→ EXERCISE: Wherever the word "conformidade" appears in a line, extract that line.

→ MATERIAL:

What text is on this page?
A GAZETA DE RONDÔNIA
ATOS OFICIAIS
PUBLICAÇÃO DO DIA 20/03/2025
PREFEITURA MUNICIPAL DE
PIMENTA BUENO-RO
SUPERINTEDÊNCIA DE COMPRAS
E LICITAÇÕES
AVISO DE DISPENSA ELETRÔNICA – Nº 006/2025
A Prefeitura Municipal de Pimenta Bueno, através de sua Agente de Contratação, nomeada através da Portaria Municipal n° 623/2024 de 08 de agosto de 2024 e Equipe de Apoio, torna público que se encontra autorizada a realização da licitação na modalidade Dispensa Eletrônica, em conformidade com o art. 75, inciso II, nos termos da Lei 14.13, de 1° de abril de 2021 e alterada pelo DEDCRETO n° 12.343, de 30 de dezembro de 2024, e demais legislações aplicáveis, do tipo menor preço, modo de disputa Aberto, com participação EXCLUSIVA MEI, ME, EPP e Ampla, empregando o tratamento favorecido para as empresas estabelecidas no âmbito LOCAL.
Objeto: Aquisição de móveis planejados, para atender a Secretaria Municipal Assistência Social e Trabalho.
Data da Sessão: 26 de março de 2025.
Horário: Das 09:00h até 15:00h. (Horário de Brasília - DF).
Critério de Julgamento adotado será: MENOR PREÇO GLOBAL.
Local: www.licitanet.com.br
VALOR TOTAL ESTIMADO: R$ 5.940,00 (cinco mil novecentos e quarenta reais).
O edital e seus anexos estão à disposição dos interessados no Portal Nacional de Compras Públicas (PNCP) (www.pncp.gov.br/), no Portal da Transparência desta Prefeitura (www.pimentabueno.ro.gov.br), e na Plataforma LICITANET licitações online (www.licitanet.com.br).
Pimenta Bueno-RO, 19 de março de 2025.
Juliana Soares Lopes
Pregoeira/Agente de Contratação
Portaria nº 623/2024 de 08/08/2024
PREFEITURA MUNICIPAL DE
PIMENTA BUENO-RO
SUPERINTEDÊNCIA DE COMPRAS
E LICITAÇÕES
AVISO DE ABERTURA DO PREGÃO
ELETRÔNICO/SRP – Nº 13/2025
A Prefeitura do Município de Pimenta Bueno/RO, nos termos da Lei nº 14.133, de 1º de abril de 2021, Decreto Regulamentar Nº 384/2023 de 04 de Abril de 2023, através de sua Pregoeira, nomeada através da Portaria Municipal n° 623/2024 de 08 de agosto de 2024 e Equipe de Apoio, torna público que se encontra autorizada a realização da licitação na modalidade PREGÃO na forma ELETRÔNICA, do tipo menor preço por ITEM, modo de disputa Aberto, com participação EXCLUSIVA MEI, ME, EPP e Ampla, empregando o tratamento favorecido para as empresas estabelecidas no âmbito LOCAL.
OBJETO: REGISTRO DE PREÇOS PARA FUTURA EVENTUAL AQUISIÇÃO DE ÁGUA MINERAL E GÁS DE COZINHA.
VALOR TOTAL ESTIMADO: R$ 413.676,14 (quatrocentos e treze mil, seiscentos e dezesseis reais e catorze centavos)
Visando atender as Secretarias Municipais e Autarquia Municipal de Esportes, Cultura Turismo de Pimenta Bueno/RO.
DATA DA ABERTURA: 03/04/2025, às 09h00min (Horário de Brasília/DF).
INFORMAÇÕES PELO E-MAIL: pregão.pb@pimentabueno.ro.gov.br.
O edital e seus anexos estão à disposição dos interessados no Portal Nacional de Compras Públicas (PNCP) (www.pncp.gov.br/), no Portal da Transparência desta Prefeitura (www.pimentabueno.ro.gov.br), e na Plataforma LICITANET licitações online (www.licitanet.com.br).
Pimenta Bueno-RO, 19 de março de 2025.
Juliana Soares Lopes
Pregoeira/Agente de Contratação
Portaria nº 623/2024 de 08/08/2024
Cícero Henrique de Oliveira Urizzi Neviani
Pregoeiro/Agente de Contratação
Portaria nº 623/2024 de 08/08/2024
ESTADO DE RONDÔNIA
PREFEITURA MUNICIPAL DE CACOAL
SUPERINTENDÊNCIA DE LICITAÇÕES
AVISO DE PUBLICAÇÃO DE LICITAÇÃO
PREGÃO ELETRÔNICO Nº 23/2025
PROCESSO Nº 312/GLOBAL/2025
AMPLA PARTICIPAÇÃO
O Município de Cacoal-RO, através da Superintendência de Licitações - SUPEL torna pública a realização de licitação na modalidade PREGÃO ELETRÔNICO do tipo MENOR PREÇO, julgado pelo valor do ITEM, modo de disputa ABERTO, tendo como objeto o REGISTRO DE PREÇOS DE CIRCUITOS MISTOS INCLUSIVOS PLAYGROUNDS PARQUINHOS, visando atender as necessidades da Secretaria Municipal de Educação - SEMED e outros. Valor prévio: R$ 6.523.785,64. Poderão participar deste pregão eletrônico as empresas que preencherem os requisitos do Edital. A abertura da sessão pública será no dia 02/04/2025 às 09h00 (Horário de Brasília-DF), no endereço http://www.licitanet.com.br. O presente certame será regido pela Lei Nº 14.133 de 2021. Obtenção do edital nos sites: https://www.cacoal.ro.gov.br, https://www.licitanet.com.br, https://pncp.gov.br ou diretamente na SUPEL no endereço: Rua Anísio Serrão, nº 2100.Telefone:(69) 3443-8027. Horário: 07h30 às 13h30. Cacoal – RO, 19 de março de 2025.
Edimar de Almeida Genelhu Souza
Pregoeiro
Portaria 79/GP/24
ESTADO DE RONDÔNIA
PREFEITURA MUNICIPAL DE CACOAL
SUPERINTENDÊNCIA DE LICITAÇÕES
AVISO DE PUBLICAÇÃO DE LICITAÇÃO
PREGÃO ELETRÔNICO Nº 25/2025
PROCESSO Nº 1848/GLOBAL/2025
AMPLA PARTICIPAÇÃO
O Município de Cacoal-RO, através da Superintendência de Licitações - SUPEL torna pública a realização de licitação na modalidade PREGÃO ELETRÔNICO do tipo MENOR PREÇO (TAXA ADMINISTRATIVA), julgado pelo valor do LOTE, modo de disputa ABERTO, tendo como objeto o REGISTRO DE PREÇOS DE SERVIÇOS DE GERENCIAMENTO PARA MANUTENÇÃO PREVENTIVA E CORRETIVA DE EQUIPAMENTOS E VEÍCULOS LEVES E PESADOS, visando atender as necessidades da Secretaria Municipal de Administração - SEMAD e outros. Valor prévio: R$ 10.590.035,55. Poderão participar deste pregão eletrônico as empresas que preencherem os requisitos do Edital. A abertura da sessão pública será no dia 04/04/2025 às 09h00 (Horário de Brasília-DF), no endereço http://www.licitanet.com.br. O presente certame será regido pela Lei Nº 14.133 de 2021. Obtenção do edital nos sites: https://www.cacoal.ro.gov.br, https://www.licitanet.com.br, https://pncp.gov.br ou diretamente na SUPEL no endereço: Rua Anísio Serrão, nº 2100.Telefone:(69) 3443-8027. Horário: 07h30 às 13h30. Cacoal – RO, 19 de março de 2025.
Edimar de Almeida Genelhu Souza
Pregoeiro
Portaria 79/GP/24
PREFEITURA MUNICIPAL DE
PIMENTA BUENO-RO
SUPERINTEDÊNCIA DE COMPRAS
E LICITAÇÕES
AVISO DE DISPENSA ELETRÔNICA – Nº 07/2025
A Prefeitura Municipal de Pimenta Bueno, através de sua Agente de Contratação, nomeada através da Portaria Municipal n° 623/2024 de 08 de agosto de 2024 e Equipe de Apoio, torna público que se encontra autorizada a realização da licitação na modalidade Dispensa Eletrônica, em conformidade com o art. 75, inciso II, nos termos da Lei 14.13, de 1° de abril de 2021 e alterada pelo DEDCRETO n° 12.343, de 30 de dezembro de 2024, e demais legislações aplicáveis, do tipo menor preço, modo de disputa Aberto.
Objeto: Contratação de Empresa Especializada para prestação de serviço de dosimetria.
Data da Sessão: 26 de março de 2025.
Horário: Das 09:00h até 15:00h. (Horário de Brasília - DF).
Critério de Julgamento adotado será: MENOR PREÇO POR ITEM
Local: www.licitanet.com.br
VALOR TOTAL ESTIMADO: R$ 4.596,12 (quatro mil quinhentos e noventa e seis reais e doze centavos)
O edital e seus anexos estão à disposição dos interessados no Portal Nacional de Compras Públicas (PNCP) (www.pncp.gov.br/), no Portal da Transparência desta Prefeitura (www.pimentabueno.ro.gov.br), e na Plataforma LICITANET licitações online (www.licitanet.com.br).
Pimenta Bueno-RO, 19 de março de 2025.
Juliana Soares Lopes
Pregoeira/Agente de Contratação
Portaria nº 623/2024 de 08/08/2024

→ OUTPUT FOR THIS EXERCISE:
A Prefeitura Municipal de Pimenta Bueno, através de sua Agente de Contratação, nomeada através da Portaria Municipal n° 623/2024 de 08 de agosto de 2024 e Equipe de Apoio, torna público que se encontra autorizada a realização da licitação na modalidade Dispensa Eletrônica, em conformidade com o art. 75, inciso II, nos termos da Lei 14.13, de 1° de abril de 2021 e alterada pelo DEDCRETO n° 12.343, de 30 de dezembro de 2024, e demais legislações aplicáveis, do tipo menor preço, modo de disputa Aberto, com participação EXCLUSIVA MEI, ME, EPP e Ampla, empregando o tratamento favorecido para as empresas estabelecidas no âmbito LOCAL.
A Prefeitura Municipal de Pimenta Bueno, através de sua Agente de Contratação, nomeada através da Portaria Municipal n° 623/2024 de 08 de agosto de 2024 e Equipe de Apoio, torna público que se encontra autorizada a realização da licitação na modalidade Dispensa Eletrônica, em conformidade com o art. 75, inciso II, nos termos da Lei 14.13, de 1° de abril de 2021 e alterada pelo DEDCRETO n° 12.343, de 30 de dezembro de 2024, e demais legislações aplicáveis, do tipo menor preço, modo de disputa Aberto.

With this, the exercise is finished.